>> begin

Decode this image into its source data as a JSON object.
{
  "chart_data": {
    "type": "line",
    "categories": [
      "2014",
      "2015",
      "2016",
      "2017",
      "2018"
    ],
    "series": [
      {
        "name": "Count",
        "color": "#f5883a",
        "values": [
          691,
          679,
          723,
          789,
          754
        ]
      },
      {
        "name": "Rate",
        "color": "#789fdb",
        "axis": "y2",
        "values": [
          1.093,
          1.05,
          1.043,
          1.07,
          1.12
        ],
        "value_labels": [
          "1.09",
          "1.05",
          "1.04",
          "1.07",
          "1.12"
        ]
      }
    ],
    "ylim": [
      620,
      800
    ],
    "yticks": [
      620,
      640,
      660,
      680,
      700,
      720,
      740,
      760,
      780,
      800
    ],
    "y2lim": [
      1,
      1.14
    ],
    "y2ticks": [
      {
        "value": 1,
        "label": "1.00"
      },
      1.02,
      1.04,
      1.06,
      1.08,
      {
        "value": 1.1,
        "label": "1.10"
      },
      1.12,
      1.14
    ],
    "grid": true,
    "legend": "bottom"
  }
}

>> end

Return all the data above once more, precisely as given.

Decode this image into its source data as a JSON object.
{
  "chart_data": {
    "type": "line",
    "categories": [
      "2014",
      "2015",
      "2016",
      "2017",
      "2018"
    ],
    "series": [
      {
        "name": "Count",
        "color": "#f5883a",
        "values": [
          691,
          679,
          723,
          789,
          754
        ]
      },
      {
        "name": "Rate",
        "color": "#789fdb",
        "axis": "y2",
        "values": [
          1.093,
          1.05,
          1.043,
          1.07,
          1.12
        ],
        "value_labels": [
          "1.09",
          "1.05",
          "1.04",
          "1.07",
          "1.12"
        ]
      }
    ],
    "ylim": [
      620,
      800
    ],
    "yticks": [
      620,
      640,
      660,
      680,
      700,
      720,
      740,
      760,
      780,
      800
    ],
    "y2lim": [
      1,
      1.14
    ],
    "y2ticks": [
      {
        "value": 1,
        "label": "1.00"
      },
      1.02,
      1.04,
      1.06,
      1.08,
      {
        "value": 1.1,
        "label": "1.10"
      },
      1.12,
      1.14
    ],
    "grid": true,
    "legend": "bottom"
  }
}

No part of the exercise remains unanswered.